**What the task requires:** Search the data for the word "الحديث" and copy every line where it occurs.

- - - - -

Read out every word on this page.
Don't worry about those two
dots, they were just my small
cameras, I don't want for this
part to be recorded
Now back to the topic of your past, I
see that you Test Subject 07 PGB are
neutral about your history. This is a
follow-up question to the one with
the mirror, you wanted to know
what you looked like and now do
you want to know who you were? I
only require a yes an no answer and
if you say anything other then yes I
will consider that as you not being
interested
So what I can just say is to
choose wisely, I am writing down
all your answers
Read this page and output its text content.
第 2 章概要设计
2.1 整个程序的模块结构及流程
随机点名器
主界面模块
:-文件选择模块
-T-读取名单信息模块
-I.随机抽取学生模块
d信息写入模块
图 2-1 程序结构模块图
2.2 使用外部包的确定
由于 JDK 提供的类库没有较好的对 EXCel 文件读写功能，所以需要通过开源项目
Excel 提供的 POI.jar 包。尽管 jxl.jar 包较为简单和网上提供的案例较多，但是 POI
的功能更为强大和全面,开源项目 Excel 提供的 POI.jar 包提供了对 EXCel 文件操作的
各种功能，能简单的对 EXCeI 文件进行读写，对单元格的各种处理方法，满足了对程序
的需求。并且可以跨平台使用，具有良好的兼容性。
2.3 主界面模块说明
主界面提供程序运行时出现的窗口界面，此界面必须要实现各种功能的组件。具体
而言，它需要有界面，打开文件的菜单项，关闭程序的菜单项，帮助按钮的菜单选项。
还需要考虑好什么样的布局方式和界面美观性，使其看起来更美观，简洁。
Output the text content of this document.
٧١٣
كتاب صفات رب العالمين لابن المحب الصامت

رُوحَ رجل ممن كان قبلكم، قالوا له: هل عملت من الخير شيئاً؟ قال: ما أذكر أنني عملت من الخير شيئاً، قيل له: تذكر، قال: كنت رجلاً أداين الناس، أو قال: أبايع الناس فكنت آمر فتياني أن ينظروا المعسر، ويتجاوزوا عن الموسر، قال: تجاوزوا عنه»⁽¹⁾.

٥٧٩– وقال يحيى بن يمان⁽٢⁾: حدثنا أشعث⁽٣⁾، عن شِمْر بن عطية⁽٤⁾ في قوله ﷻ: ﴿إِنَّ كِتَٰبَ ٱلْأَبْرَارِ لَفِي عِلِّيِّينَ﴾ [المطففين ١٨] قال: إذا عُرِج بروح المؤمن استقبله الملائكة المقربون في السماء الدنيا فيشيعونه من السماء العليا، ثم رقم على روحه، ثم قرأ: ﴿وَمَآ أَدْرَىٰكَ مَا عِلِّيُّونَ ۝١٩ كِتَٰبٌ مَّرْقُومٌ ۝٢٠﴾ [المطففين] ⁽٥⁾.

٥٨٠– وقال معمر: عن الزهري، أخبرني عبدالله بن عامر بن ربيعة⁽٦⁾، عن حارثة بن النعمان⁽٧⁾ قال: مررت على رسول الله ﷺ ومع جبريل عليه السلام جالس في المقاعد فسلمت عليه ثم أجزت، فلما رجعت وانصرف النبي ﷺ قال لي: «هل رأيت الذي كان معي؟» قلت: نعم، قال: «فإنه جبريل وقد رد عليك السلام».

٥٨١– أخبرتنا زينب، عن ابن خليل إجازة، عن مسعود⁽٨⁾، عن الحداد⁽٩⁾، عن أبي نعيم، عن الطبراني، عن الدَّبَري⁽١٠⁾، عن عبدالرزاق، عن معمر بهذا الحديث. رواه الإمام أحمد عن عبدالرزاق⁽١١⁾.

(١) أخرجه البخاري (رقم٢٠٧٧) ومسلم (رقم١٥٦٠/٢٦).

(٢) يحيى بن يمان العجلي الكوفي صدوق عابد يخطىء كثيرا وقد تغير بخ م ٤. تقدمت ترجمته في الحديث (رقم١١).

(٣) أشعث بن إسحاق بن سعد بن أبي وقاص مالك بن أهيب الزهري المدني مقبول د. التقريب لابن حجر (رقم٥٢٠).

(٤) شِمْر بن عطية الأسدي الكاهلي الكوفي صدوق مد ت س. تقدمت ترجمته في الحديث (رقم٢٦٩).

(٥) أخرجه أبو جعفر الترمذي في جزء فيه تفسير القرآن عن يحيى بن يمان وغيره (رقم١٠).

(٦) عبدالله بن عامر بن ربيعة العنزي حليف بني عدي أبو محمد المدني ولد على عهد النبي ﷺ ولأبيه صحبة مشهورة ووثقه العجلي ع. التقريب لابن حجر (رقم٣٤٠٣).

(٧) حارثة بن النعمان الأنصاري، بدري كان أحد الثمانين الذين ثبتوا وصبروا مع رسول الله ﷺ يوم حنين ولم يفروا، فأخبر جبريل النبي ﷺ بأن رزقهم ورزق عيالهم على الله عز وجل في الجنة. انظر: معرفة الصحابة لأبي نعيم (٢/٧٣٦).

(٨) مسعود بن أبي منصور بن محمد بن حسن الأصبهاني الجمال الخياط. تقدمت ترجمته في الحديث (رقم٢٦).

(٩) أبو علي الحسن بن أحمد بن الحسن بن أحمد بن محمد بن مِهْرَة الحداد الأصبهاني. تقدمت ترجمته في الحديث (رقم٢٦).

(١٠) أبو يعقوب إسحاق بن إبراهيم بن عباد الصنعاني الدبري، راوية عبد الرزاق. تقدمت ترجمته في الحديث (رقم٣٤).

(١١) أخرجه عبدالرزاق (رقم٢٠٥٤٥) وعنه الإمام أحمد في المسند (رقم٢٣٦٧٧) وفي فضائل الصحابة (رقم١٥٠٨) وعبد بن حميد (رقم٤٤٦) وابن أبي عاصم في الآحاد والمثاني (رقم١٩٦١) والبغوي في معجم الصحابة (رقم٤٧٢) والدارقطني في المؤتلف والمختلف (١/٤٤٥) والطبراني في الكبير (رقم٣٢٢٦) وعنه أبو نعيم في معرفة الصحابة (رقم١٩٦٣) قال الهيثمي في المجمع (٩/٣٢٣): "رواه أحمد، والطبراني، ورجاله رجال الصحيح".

- - - - -

**Exercise output:**
٥٨١– أخبرتنا زينب، عن ابن خليل إجازة، عن مسعود⁽٨⁾، عن الحداد⁽٩⁾، عن أبي نعيم، عن الطبراني، عن الدَّبَري⁽١٠⁾، عن عبدالرزاق، عن معمر بهذا الحديث. رواه الإمام أحمد عن عبدالرزاق⁽١١⁾.
(٢) يحيى بن يمان العجلي الكوفي صدوق عابد يخطىء كثيرا وقد تغير بخ م ٤. تقدمت ترجمته في الحديث (رقم١١).
(٤) شِمْر بن عطية الأسدي الكاهلي الكوفي صدوق مد ت س. تقدمت ترجمته في الحديث (رقم٢٦٩).
(٨) مسعود بن أبي منصور بن محمد بن حسن الأصبهاني الجمال الخياط. تقدمت ترجمته في الحديث (رقم٢٦).
(٩) أبو علي الحسن بن أحمد بن الحسن بن أحمد بن محمد بن مِهْرَة الحداد الأصبهاني. تقدمت ترجمته في الحديث (رقم٢٦).
(١٠) أبو يعقوب إسحاق بن إبراهيم بن عباد الصنعاني الدبري، راوية عبد الرزاق. تقدمت ترجمته في الحديث (رقم٣٤).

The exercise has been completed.